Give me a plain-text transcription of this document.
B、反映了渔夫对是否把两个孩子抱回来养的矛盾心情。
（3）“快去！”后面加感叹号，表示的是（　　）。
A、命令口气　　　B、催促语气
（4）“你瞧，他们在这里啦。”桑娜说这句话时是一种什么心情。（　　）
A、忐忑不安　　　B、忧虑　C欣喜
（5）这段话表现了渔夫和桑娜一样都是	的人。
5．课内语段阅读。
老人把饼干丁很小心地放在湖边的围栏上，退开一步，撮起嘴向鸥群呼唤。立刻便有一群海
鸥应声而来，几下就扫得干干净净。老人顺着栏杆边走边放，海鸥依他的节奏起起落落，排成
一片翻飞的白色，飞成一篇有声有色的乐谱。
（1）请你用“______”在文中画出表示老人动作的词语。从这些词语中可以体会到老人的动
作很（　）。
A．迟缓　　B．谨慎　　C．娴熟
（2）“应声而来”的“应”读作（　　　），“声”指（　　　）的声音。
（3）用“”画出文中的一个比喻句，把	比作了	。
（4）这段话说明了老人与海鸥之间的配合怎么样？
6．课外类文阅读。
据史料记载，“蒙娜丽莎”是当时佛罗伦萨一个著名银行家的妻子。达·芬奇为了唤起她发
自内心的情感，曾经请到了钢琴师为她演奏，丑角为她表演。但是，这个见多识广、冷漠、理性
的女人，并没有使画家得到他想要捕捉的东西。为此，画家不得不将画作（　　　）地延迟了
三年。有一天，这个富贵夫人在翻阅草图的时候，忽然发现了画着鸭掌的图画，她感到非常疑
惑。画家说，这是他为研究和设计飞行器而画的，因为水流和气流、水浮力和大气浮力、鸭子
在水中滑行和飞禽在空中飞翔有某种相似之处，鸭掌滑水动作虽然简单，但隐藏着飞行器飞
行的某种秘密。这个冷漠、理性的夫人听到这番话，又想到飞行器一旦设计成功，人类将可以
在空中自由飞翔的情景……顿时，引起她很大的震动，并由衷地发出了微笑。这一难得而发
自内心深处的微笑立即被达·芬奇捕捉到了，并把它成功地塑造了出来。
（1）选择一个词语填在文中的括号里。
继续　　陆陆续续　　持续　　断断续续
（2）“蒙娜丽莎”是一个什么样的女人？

---*---

Repeat the records above exactly.

Give me a plain-text transcription of this document.
B、反映了渔夫对是否把两个孩子抱回来养的矛盾心情。
（3）“快去！”后面加感叹号，表示的是（　　）。
A、命令口气　　　B、催促语气
（4）“你瞧，他们在这里啦。”桑娜说这句话时是一种什么心情。（　　）
A、忐忑不安　　　B、忧虑　C欣喜
（5）这段话表现了渔夫和桑娜一样都是	的人。
5．课内语段阅读。
老人把饼干丁很小心地放在湖边的围栏上，退开一步，撮起嘴向鸥群呼唤。立刻便有一群海
鸥应声而来，几下就扫得干干净净。老人顺着栏杆边走边放，海鸥依他的节奏起起落落，排成
一片翻飞的白色，飞成一篇有声有色的乐谱。
（1）请你用“______”在文中画出表示老人动作的词语。从这些词语中可以体会到老人的动
作很（　）。
A．迟缓　　B．谨慎　　C．娴熟
（2）“应声而来”的“应”读作（　　　），“声”指（　　　）的声音。
（3）用“”画出文中的一个比喻句，把	比作了	。
（4）这段话说明了老人与海鸥之间的配合怎么样？
6．课外类文阅读。
据史料记载，“蒙娜丽莎”是当时佛罗伦萨一个著名银行家的妻子。达·芬奇为了唤起她发
自内心的情感，曾经请到了钢琴师为她演奏，丑角为她表演。但是，这个见多识广、冷漠、理性
的女人，并没有使画家得到他想要捕捉的东西。为此，画家不得不将画作（　　　）地延迟了
三年。有一天，这个富贵夫人在翻阅草图的时候，忽然发现了画着鸭掌的图画，她感到非常疑
惑。画家说，这是他为研究和设计飞行器而画的，因为水流和气流、水浮力和大气浮力、鸭子
在水中滑行和飞禽在空中飞翔有某种相似之处，鸭掌滑水动作虽然简单，但隐藏着飞行器飞
行的某种秘密。这个冷漠、理性的夫人听到这番话，又想到飞行器一旦设计成功，人类将可以
在空中自由飞翔的情景……顿时，引起她很大的震动，并由衷地发出了微笑。这一难得而发
自内心深处的微笑立即被达·芬奇捕捉到了，并把它成功地塑造了出来。
（1）选择一个词语填在文中的括号里。
继续　　陆陆续续　　持续　　断断续续
（2）“蒙娜丽莎”是一个什么样的女人？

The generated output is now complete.